(Data items)

======

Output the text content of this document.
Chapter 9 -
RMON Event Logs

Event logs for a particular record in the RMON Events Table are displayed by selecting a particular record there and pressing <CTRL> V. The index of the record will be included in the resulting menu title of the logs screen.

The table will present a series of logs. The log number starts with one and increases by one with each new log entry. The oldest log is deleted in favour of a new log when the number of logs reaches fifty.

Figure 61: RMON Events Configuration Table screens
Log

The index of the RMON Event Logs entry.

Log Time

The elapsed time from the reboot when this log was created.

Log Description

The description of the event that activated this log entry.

======

Every line above needs to be retyped exactly.

Written answer:
Output the text content of this document.
Chapter 9 -
RMON Event Logs

Event logs for a particular record in the RMON Events Table are displayed by selecting a particular record there and pressing <CTRL> V. The index of the record will be included in the resulting menu title of the logs screen.

The table will present a series of logs. The log number starts with one and increases by one with each new log entry. The oldest log is deleted in favour of a new log when the number of logs reaches fifty.

Figure 61: RMON Events Configuration Table screens
Log

The index of the RMON Event Logs entry.

Log Time

The elapsed time from the reboot when this log was created.

Log Description

The description of the event that activated this log entry.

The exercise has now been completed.